Instructions for the task = Extract all data as written.

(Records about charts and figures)
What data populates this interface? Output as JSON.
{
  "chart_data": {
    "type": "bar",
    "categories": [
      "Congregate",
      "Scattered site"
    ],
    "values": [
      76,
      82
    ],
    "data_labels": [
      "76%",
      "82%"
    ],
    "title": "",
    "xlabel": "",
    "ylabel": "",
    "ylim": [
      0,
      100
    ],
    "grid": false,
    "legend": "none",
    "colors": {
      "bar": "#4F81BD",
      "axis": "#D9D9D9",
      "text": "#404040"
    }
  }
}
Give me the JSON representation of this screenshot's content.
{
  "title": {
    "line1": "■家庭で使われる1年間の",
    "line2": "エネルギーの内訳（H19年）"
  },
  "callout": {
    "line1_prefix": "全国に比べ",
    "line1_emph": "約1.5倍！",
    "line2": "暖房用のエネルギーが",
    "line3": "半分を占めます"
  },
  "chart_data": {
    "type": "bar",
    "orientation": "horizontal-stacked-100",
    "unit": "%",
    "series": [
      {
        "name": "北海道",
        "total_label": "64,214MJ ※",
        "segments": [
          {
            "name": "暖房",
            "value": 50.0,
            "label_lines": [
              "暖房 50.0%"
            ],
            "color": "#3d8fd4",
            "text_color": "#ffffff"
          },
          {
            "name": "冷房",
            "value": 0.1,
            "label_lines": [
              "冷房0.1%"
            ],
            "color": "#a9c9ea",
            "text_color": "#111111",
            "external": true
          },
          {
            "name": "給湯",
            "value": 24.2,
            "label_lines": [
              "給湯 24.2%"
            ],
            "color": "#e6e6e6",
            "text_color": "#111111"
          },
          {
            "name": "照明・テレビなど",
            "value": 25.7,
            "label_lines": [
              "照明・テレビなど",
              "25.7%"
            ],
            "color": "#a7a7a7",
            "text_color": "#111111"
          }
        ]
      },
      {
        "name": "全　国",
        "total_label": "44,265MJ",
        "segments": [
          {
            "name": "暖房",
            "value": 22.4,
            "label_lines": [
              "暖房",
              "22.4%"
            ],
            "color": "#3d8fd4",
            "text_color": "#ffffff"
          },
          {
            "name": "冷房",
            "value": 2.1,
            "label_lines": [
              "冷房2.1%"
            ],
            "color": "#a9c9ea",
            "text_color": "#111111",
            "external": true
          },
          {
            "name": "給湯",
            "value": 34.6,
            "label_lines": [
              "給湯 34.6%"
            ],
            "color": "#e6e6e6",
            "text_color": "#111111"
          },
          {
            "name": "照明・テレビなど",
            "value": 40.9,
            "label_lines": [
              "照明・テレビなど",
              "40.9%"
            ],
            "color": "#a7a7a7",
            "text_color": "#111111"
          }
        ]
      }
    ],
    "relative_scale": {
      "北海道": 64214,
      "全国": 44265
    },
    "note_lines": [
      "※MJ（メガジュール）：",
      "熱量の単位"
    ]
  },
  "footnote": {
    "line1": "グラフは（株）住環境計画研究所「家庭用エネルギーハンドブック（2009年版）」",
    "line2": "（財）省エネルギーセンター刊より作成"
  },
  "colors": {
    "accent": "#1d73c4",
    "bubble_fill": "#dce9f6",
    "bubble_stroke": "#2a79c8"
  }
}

Solution to the exercise =
What data populates this interface? Output as JSON.
{
  "chart_data": {
    "type": "bar",
    "categories": [
      "Congregate",
      "Scattered site"
    ],
    "values": [
      76,
      82
    ],
    "data_labels": [
      "76%",
      "82%"
    ],
    "title": "",
    "xlabel": "",
    "ylabel": "",
    "ylim": [
      0,
      100
    ],
    "grid": false,
    "legend": "none",
    "colors": {
      "bar": "#4F81BD",
      "axis": "#D9D9D9",
      "text": "#404040"
    }
  }
}
Give me the JSON representation of this screenshot's content.
{
  "title": {
    "line1": "■家庭で使われる1年間の",
    "line2": "エネルギーの内訳（H19年）"
  },
  "callout": {
    "line1_prefix": "全国に比べ",
    "line1_emph": "約1.5倍！",
    "line2": "暖房用のエネルギーが",
    "line3": "半分を占めます"
  },
  "chart_data": {
    "type": "bar",
    "orientation": "horizontal-stacked-100",
    "unit": "%",
    "series": [
      {
        "name": "北海道",
        "total_label": "64,214MJ ※",
        "segments": [
          {
            "name": "暖房",
            "value": 50.0,
            "label_lines": [
              "暖房 50.0%"
            ],
            "color": "#3d8fd4",
            "text_color": "#ffffff"
          },
          {
            "name": "冷房",
            "value": 0.1,
            "label_lines": [
              "冷房0.1%"
            ],
            "color": "#a9c9ea",
            "text_color": "#111111",
            "external": true
          },
          {
            "name": "給湯",
            "value": 24.2,
            "label_lines": [
              "給湯 24.2%"
            ],
            "color": "#e6e6e6",
            "text_color": "#111111"
          },
          {
            "name": "照明・テレビなど",
            "value": 25.7,
            "label_lines": [
              "照明・テレビなど",
              "25.7%"
            ],
            "color": "#a7a7a7",
            "text_color": "#111111"
          }
        ]
      },
      {
        "name": "全　国",
        "total_label": "44,265MJ",
        "segments": [
          {
            "name": "暖房",
            "value": 22.4,
            "label_lines": [
              "暖房",
              "22.4%"
            ],
            "color": "#3d8fd4",
            "text_color": "#ffffff"
          },
          {
            "name": "冷房",
            "value": 2.1,
            "label_lines": [
              "冷房2.1%"
            ],
            "color": "#a9c9ea",
            "text_color": "#111111",
            "external": true
          },
          {
            "name": "給湯",
            "value": 34.6,
            "label_lines": [
              "給湯 34.6%"
            ],
            "color": "#e6e6e6",
            "text_color": "#111111"
          },
          {
            "name": "照明・テレビなど",
            "value": 40.9,
            "label_lines": [
              "照明・テレビなど",
              "40.9%"
            ],
            "color": "#a7a7a7",
            "text_color": "#111111"
          }
        ]
      }
    ],
    "relative_scale": {
      "北海道": 64214,
      "全国": 44265
    },
    "note_lines": [
      "※MJ（メガジュール）：",
      "熱量の単位"
    ]
  },
  "footnote": {
    "line1": "グラフは（株）住環境計画研究所「家庭用エネルギーハンドブック（2009年版）」",
    "line2": "（財）省エネルギーセンター刊より作成"
  },
  "colors": {
    "accent": "#1d73c4",
    "bubble_fill": "#dce9f6",
    "bubble_stroke": "#2a79c8"
  }
}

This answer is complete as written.